Pictures do not belong in the copy, so please give every entry below again exactly.

===== RECORDED INFORMATION

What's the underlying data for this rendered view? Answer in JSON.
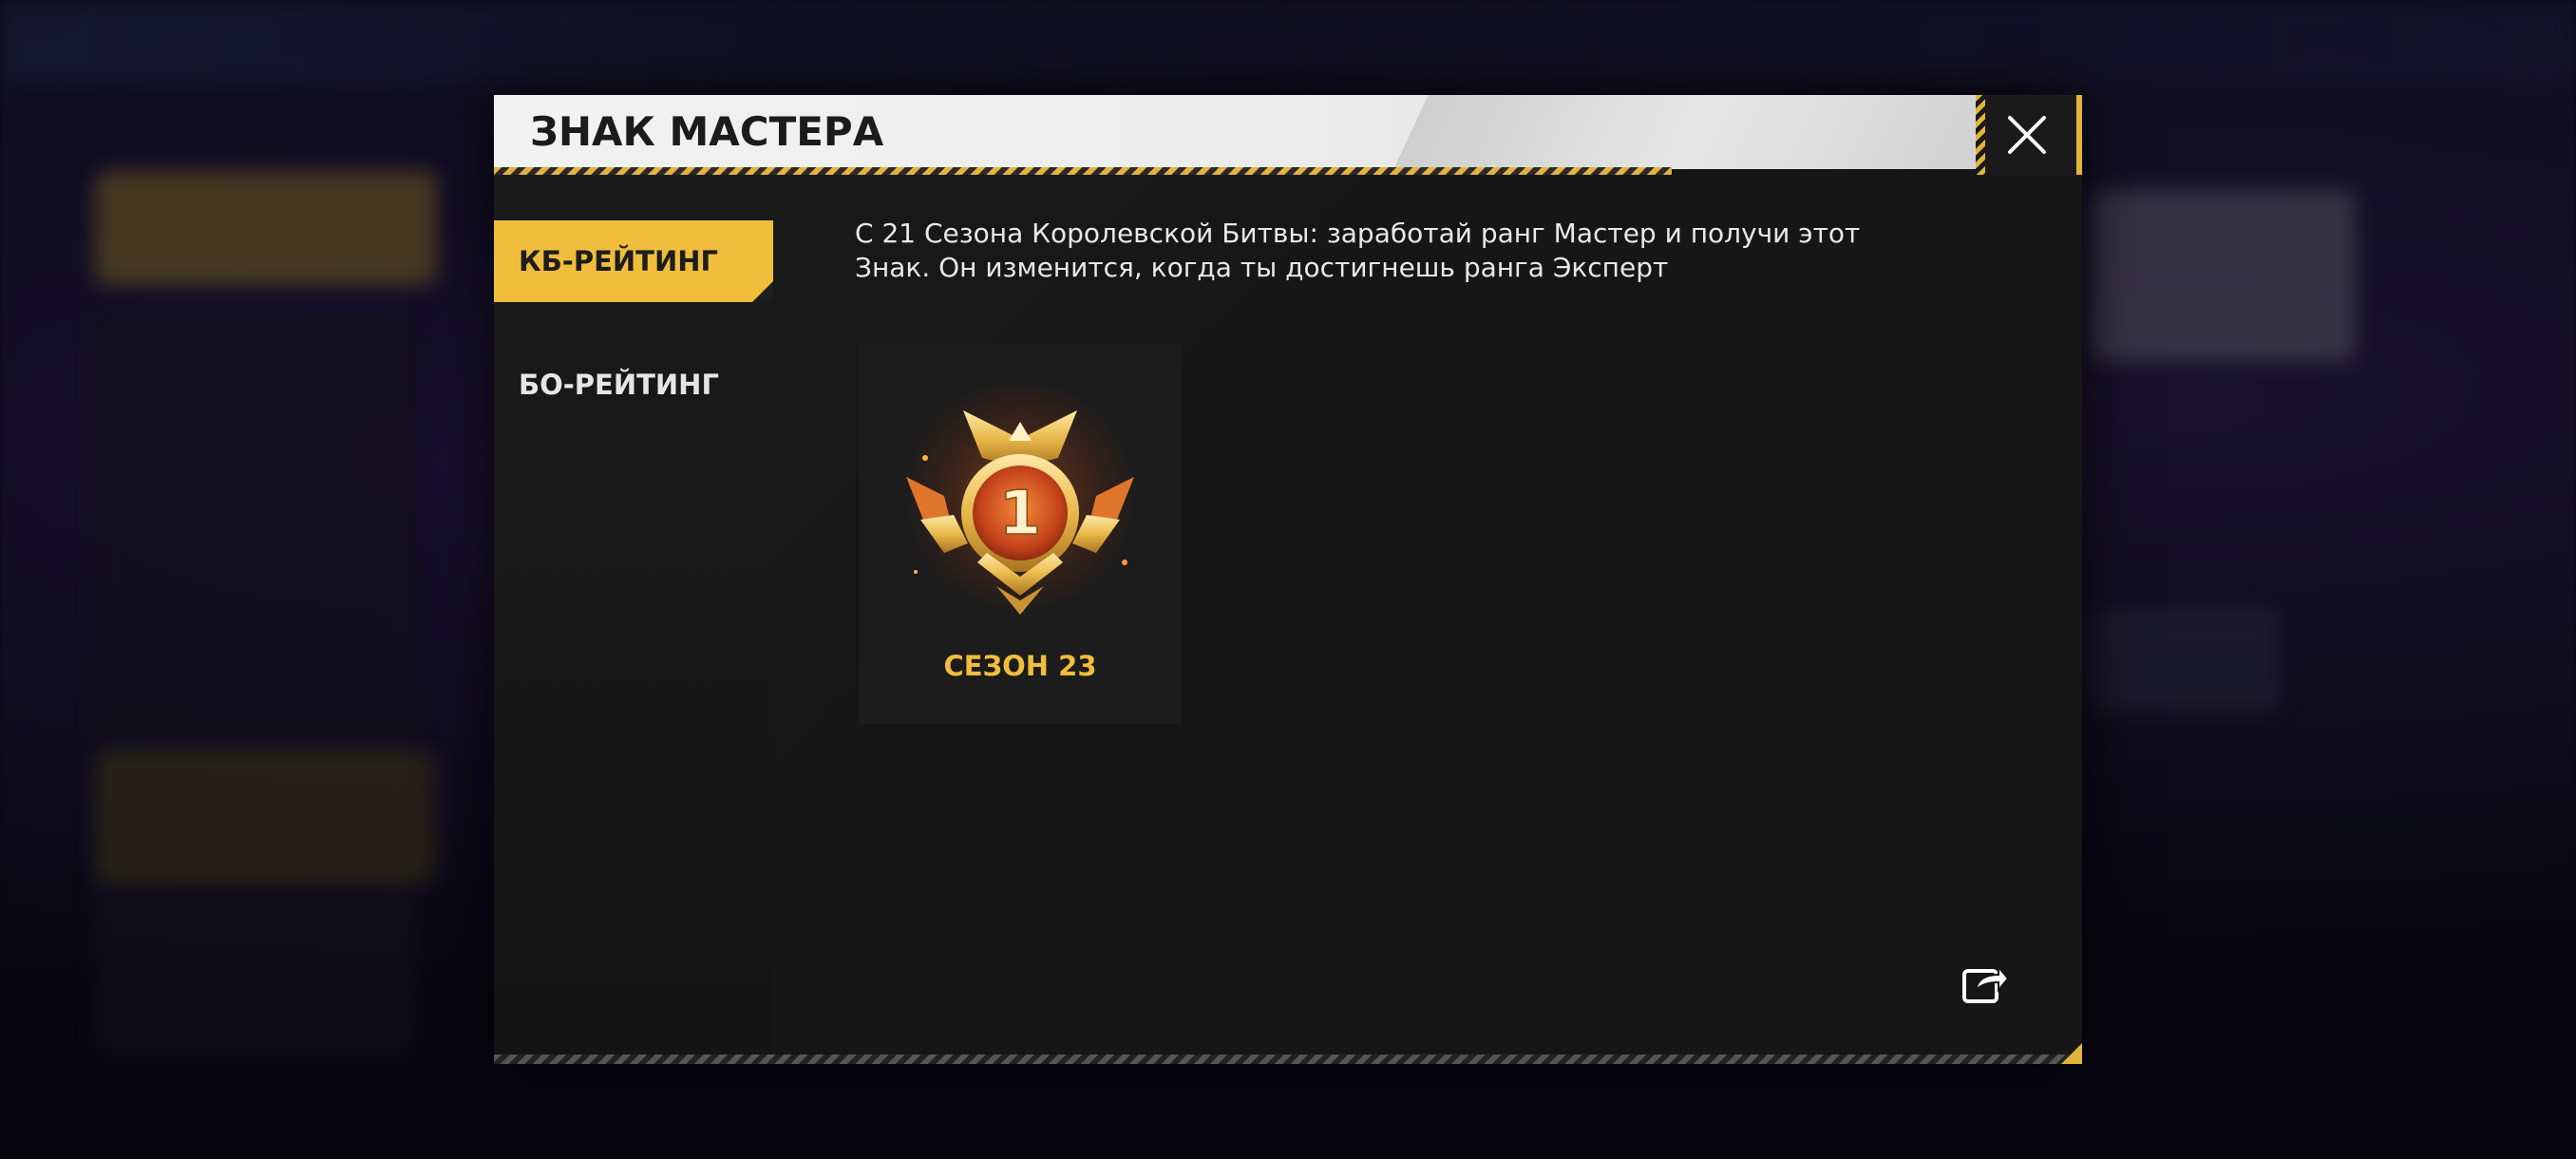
{
  "dialog": {
    "title": "ЗНАК МАСТЕРА",
    "close_icon": "close-icon",
    "share_icon": "share-icon"
  },
  "sidebar": {
    "tabs": [
      {
        "label": "КБ-РЕЙТИНГ",
        "active": true
      },
      {
        "label": "БО-РЕЙТИНГ",
        "active": false
      }
    ]
  },
  "content": {
    "description": "С 21 Сезона Королевской Битвы: заработай ранг Мастер и получи этот Знак. Он изменится, когда ты достигнешь ранга Эксперт",
    "badge": {
      "number": "1",
      "season_label": "СЕЗОН 23",
      "icon": "master-badge-icon"
    }
  },
  "colors": {
    "accent": "#f0bd3c",
    "panel": "#161616",
    "header": "#f2f2f2"
  }
}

==========

RESULT OF THIS EXERCISE »
What's the underlying data for this rendered view? Answer in JSON.
{
  "dialog": {
    "title": "ЗНАК МАСТЕРА",
    "close_icon": "close-icon",
    "share_icon": "share-icon"
  },
  "sidebar": {
    "tabs": [
      {
        "label": "КБ-РЕЙТИНГ",
        "active": true
      },
      {
        "label": "БО-РЕЙТИНГ",
        "active": false
      }
    ]
  },
  "content": {
    "description": "С 21 Сезона Королевской Битвы: заработай ранг Мастер и получи этот Знак. Он изменится, когда ты достигнешь ранга Эксперт",
    "badge": {
      "number": "1",
      "season_label": "СЕЗОН 23",
      "icon": "master-badge-icon"
    }
  },
  "colors": {
    "accent": "#f0bd3c",
    "panel": "#161616",
    "header": "#f2f2f2"
  }
}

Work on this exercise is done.